AIM OF THE TASK >>
Without including any pictures, write out all the entries exactly.
# START OF SUPPLIED RECORDS
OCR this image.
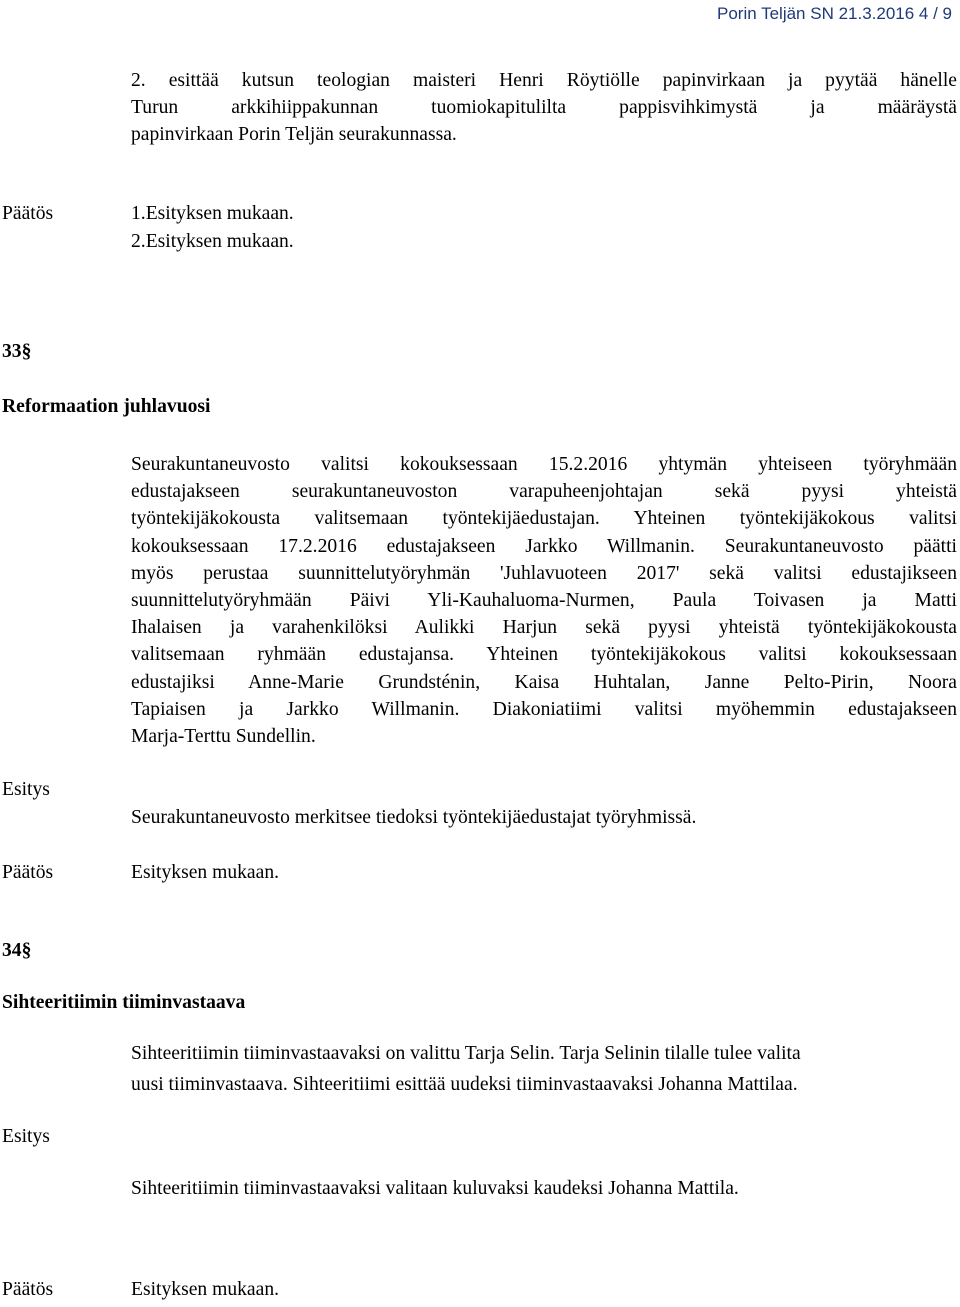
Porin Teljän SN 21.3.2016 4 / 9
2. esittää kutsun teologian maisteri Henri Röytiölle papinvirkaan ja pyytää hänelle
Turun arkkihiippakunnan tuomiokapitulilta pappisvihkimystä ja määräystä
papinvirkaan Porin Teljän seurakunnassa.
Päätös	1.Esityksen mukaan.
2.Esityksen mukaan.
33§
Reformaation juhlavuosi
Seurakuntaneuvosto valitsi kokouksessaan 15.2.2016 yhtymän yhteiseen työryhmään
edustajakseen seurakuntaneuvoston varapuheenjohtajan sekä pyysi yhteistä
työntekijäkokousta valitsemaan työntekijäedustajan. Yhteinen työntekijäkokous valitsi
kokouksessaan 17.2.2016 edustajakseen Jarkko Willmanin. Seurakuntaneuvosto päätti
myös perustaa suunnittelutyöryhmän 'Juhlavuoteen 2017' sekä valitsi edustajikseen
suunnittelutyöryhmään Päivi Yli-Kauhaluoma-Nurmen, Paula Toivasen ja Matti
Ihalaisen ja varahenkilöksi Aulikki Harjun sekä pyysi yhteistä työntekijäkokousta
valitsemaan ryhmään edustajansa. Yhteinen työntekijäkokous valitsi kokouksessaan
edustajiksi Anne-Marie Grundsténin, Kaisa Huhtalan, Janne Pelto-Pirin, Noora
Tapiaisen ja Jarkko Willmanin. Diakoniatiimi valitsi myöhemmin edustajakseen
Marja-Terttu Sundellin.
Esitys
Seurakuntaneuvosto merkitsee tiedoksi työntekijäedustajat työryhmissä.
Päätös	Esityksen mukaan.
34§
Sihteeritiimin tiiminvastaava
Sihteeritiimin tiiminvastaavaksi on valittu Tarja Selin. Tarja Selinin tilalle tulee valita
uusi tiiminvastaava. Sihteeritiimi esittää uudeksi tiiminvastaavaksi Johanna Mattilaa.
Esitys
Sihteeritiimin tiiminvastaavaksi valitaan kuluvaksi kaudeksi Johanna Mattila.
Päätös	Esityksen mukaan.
# END OF SUPPLIED RECORDS
ANSWER TO THIS TASK >>
OCR this image.
Porin Teljän SN 21.3.2016 4 / 9
2. esittää kutsun teologian maisteri Henri Röytiölle papinvirkaan ja pyytää hänelle
Turun arkkihiippakunnan tuomiokapitulilta pappisvihkimystä ja määräystä
papinvirkaan Porin Teljän seurakunnassa.
Päätös	1.Esityksen mukaan.
2.Esityksen mukaan.
33§
Reformaation juhlavuosi
Seurakuntaneuvosto valitsi kokouksessaan 15.2.2016 yhtymän yhteiseen työryhmään
edustajakseen seurakuntaneuvoston varapuheenjohtajan sekä pyysi yhteistä
työntekijäkokousta valitsemaan työntekijäedustajan. Yhteinen työntekijäkokous valitsi
kokouksessaan 17.2.2016 edustajakseen Jarkko Willmanin. Seurakuntaneuvosto päätti
myös perustaa suunnittelutyöryhmän 'Juhlavuoteen 2017' sekä valitsi edustajikseen
suunnittelutyöryhmään Päivi Yli-Kauhaluoma-Nurmen, Paula Toivasen ja Matti
Ihalaisen ja varahenkilöksi Aulikki Harjun sekä pyysi yhteistä työntekijäkokousta
valitsemaan ryhmään edustajansa. Yhteinen työntekijäkokous valitsi kokouksessaan
edustajiksi Anne-Marie Grundsténin, Kaisa Huhtalan, Janne Pelto-Pirin, Noora
Tapiaisen ja Jarkko Willmanin. Diakoniatiimi valitsi myöhemmin edustajakseen
Marja-Terttu Sundellin.
Esitys
Seurakuntaneuvosto merkitsee tiedoksi työntekijäedustajat työryhmissä.
Päätös	Esityksen mukaan.
34§
Sihteeritiimin tiiminvastaava
Sihteeritiimin tiiminvastaavaksi on valittu Tarja Selin. Tarja Selinin tilalle tulee valita
uusi tiiminvastaava. Sihteeritiimi esittää uudeksi tiiminvastaavaksi Johanna Mattilaa.
Esitys
Sihteeritiimin tiiminvastaavaksi valitaan kuluvaksi kaudeksi Johanna Mattila.
Päätös	Esityksen mukaan.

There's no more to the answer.